WRITTEN TASK: Exact repetition is required: output every record in full.

EXERCISE INPUTS:
## START

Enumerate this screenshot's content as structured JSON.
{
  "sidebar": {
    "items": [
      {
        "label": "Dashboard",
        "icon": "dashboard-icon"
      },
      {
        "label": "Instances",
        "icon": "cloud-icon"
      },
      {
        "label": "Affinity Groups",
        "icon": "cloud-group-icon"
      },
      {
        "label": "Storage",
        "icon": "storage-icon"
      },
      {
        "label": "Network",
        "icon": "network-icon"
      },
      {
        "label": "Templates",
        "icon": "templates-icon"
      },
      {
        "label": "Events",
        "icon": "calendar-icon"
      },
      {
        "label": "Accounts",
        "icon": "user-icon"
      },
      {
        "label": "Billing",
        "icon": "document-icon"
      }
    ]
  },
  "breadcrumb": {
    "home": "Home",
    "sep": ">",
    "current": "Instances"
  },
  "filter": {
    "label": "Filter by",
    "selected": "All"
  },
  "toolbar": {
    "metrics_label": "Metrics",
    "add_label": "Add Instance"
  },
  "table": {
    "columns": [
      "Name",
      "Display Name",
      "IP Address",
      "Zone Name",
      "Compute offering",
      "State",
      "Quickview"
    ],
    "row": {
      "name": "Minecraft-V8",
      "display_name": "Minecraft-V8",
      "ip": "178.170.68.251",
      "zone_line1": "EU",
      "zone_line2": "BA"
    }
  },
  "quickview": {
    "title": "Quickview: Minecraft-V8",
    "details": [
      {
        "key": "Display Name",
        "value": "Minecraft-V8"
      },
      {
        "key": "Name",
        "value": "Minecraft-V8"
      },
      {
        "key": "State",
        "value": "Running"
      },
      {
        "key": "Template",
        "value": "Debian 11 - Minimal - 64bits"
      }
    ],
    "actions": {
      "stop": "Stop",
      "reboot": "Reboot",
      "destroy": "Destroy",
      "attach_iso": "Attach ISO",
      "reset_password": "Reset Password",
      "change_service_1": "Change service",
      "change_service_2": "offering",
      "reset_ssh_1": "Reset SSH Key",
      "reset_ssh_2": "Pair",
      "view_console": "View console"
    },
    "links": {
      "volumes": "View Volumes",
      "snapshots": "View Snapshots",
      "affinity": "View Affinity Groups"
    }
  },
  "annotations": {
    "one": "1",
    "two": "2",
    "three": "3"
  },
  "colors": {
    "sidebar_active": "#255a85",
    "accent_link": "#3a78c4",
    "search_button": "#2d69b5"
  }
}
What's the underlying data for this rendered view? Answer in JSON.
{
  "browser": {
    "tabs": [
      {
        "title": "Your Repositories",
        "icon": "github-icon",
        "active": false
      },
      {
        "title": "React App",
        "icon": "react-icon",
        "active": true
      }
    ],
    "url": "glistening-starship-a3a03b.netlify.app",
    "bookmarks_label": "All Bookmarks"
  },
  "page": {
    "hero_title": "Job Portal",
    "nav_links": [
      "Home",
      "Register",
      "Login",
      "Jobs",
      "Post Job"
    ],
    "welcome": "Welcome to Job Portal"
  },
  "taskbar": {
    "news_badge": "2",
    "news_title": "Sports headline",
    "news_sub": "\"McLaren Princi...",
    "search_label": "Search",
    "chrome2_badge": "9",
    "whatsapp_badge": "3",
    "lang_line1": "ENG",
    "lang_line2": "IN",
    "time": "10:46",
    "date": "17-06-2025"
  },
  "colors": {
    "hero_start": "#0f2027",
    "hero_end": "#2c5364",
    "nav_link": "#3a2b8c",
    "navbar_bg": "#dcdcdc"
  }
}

## END

ANSWER BELOW:
Enumerate this screenshot's content as structured JSON.
{
  "sidebar": {
    "items": [
      {
        "label": "Dashboard",
        "icon": "dashboard-icon"
      },
      {
        "label": "Instances",
        "icon": "cloud-icon"
      },
      {
        "label": "Affinity Groups",
        "icon": "cloud-group-icon"
      },
      {
        "label": "Storage",
        "icon": "storage-icon"
      },
      {
        "label": "Network",
        "icon": "network-icon"
      },
      {
        "label": "Templates",
        "icon": "templates-icon"
      },
      {
        "label": "Events",
        "icon": "calendar-icon"
      },
      {
        "label": "Accounts",
        "icon": "user-icon"
      },
      {
        "label": "Billing",
        "icon": "document-icon"
      }
    ]
  },
  "breadcrumb": {
    "home": "Home",
    "sep": ">",
    "current": "Instances"
  },
  "filter": {
    "label": "Filter by",
    "selected": "All"
  },
  "toolbar": {
    "metrics_label": "Metrics",
    "add_label": "Add Instance"
  },
  "table": {
    "columns": [
      "Name",
      "Display Name",
      "IP Address",
      "Zone Name",
      "Compute offering",
      "State",
      "Quickview"
    ],
    "row": {
      "name": "Minecraft-V8",
      "display_name": "Minecraft-V8",
      "ip": "178.170.68.251",
      "zone_line1": "EU",
      "zone_line2": "BA"
    }
  },
  "quickview": {
    "title": "Quickview: Minecraft-V8",
    "details": [
      {
        "key": "Display Name",
        "value": "Minecraft-V8"
      },
      {
        "key": "Name",
        "value": "Minecraft-V8"
      },
      {
        "key": "State",
        "value": "Running"
      },
      {
        "key": "Template",
        "value": "Debian 11 - Minimal - 64bits"
      }
    ],
    "actions": {
      "stop": "Stop",
      "reboot": "Reboot",
      "destroy": "Destroy",
      "attach_iso": "Attach ISO",
      "reset_password": "Reset Password",
      "change_service_1": "Change service",
      "change_service_2": "offering",
      "reset_ssh_1": "Reset SSH Key",
      "reset_ssh_2": "Pair",
      "view_console": "View console"
    },
    "links": {
      "volumes": "View Volumes",
      "snapshots": "View Snapshots",
      "affinity": "View Affinity Groups"
    }
  },
  "annotations": {
    "one": "1",
    "two": "2",
    "three": "3"
  },
  "colors": {
    "sidebar_active": "#255a85",
    "accent_link": "#3a78c4",
    "search_button": "#2d69b5"
  }
}
What's the underlying data for this rendered view? Answer in JSON.
{
  "browser": {
    "tabs": [
      {
        "title": "Your Repositories",
        "icon": "github-icon",
        "active": false
      },
      {
        "title": "React App",
        "icon": "react-icon",
        "active": true
      }
    ],
    "url": "glistening-starship-a3a03b.netlify.app",
    "bookmarks_label": "All Bookmarks"
  },
  "page": {
    "hero_title": "Job Portal",
    "nav_links": [
      "Home",
      "Register",
      "Login",
      "Jobs",
      "Post Job"
    ],
    "welcome": "Welcome to Job Portal"
  },
  "taskbar": {
    "news_badge": "2",
    "news_title": "Sports headline",
    "news_sub": "\"McLaren Princi...",
    "search_label": "Search",
    "chrome2_badge": "9",
    "whatsapp_badge": "3",
    "lang_line1": "ENG",
    "lang_line2": "IN",
    "time": "10:46",
    "date": "17-06-2025"
  },
  "colors": {
    "hero_start": "#0f2027",
    "hero_end": "#2c5364",
    "nav_link": "#3a2b8c",
    "navbar_bg": "#dcdcdc"
  }
}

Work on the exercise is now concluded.